EXERCISE:
Using the mailing-list post below, decide whether each statement agrees with it: (a) the new candidate Mp passed a preliminary check that repeats the tail end of the LL calculation; (b) the new number is said to exceed 10^10^7; (c) M(M(31)) is said to be divisible by 295257526626031. Answer each with yes or no and quote the deciding words.

PAGE TEXT:
RE: [math-fun] Re Mersenne Numbers
I think I've seen a small net-project to look for factors of MM61. Presumably they are trying possible "small" divisors, (8k+0,2) * M61 + 1, with a bit of sieving thrown in. In other news, George Woltman reports that the new candidate Mp passed the preliminary check (repeating the tail end of the LL calculation). I assume a couple of machines are somewhere beavering away on the full check. The "new" number is apparently < 10^10^7, so p<33.2M. Rich -----Original Message----- From: Guy Haworth To: math-fun@mailman.xmission.com Sent: 5/22/2004 4:53 PM Subject: [math-fun] Re Mersenne Numbers Far too much interest in prime M(p). Composite M(p) - that's where the future is - more of them. Somewhat to my surprise, I seem to have been the discoverer since 1983 of the largest known composite M(p), namely M(M(31)). That's 21 years - and you've got no chance of that if you go chasing prime M(p). And all without the aid of gymnasia or fancy drugs. Amazing what you could do with an evening's mainframe idle time and a short program in bc. Of course, I could be wrong: if so, do let me know. Guy :-) _______________________________________________ math-fun mailing list math-fun@mailman.xmission.com http://mailman.xmission.com/cgi-bin/mailman/listinfo/math-fun
Somewhat to my surprise, I seem to have been the discoverer since 1983 of the largest known composite M(p), namely M(M(31)). Ah yes, it's divisible by 295257526626031.

ENTRIES SUPPLIED:

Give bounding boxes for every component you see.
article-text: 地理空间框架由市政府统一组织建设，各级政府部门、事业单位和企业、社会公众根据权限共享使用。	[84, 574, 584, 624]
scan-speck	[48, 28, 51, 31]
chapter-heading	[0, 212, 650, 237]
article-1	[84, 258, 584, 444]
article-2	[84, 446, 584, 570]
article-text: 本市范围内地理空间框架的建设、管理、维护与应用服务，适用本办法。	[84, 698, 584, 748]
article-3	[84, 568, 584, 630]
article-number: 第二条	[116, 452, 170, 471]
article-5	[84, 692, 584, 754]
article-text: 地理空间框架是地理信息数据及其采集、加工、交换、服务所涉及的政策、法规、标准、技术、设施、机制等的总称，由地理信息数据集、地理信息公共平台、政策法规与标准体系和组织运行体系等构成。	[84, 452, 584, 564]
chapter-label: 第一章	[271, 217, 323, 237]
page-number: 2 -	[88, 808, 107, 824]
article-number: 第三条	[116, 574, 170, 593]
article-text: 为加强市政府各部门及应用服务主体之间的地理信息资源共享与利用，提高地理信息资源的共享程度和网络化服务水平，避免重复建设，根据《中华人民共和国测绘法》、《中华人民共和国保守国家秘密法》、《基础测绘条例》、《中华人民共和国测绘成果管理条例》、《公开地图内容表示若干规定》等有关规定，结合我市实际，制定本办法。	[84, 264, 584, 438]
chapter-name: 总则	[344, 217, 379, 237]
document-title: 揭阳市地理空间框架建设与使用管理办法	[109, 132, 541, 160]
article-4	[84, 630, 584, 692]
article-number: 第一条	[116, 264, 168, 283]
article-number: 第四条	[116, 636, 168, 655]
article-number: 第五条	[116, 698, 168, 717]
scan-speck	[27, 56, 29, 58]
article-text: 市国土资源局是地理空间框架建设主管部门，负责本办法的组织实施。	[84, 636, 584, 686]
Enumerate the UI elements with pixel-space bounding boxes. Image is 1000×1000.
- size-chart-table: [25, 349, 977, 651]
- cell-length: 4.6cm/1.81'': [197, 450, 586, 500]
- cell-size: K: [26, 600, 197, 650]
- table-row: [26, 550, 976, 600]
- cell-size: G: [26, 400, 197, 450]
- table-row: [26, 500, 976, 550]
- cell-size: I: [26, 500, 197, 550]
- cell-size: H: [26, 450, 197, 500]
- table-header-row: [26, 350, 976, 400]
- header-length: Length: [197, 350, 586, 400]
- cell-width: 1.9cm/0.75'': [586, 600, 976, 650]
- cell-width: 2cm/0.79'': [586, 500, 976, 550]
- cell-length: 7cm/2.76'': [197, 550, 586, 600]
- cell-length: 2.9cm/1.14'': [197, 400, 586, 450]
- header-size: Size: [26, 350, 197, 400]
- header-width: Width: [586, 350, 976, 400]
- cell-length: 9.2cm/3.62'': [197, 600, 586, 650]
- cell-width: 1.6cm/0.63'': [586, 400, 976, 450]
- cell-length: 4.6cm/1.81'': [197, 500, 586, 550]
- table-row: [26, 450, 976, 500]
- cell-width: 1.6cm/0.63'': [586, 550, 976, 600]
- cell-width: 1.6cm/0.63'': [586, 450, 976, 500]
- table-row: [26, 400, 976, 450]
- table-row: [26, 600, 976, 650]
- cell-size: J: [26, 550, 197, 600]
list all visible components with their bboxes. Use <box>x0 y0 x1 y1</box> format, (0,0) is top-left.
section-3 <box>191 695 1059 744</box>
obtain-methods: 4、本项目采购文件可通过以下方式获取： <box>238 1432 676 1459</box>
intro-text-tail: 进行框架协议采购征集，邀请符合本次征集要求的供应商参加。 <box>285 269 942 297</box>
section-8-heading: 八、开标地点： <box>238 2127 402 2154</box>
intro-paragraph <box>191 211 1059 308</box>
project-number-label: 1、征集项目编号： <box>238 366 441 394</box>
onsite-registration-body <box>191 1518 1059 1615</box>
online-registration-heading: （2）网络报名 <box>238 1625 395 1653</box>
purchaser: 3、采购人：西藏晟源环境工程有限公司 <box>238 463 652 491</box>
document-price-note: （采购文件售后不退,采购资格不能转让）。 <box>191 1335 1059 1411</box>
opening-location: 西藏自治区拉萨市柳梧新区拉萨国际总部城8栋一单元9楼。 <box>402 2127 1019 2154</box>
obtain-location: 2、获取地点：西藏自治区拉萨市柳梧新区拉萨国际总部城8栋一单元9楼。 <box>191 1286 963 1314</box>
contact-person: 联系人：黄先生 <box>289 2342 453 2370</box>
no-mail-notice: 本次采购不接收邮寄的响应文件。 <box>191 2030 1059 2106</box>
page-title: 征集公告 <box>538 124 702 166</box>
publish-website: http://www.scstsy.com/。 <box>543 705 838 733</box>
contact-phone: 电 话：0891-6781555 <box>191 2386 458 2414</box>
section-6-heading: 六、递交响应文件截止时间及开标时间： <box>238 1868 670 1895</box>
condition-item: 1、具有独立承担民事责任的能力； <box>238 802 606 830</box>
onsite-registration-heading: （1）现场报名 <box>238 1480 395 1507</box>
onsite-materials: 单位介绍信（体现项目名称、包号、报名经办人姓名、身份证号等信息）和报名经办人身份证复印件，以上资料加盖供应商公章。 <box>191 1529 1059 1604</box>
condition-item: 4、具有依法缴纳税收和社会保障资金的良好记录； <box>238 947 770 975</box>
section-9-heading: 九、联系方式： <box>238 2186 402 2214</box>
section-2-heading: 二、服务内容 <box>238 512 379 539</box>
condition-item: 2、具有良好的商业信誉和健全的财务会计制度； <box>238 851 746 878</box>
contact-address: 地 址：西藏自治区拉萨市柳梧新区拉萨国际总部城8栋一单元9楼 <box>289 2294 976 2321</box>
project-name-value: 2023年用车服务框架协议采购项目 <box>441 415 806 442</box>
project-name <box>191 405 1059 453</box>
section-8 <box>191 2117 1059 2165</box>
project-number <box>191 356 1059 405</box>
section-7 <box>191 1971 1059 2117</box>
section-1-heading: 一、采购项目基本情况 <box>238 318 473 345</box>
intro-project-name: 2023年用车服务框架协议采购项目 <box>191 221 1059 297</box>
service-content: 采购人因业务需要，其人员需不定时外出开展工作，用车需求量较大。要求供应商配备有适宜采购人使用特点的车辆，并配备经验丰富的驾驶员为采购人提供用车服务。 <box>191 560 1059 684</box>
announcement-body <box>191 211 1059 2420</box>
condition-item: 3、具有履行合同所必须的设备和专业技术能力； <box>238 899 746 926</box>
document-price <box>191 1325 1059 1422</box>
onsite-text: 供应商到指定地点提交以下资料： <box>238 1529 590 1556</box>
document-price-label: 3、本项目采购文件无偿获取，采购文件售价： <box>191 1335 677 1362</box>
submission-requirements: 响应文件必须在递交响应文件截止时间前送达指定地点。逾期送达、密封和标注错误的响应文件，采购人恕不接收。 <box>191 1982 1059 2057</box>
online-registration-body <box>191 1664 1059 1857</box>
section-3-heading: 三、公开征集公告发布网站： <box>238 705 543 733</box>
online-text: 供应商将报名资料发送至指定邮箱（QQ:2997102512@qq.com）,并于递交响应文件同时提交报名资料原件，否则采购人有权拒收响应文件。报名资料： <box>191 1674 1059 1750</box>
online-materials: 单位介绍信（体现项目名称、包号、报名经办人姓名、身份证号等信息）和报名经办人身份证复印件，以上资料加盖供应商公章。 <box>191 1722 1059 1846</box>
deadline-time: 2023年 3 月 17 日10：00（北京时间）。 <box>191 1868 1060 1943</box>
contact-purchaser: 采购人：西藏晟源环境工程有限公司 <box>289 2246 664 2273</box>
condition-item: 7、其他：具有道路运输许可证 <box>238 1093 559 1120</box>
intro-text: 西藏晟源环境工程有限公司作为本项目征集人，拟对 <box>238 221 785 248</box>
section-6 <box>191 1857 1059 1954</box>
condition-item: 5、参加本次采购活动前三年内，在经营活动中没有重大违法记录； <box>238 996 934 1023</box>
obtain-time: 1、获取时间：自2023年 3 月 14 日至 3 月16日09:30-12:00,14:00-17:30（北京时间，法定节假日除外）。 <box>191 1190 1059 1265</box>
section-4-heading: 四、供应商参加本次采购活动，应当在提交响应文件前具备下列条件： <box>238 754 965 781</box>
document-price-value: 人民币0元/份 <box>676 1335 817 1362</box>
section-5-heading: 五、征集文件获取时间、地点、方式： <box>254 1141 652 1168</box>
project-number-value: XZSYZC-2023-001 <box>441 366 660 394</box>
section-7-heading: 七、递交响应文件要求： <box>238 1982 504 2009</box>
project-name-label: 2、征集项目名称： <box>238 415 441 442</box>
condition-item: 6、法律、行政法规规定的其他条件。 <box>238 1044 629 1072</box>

TASK ANSWER:
(a) Yes: "George Woltman reports that the new candidate Mp passed the preliminary check (repeating the tail end of the LL calculation)."
(b) No: "The "new" number is apparently < 10^10^7, so p<33.2M."
(c) Yes: "Ah yes, it's divisible by 295257526626031."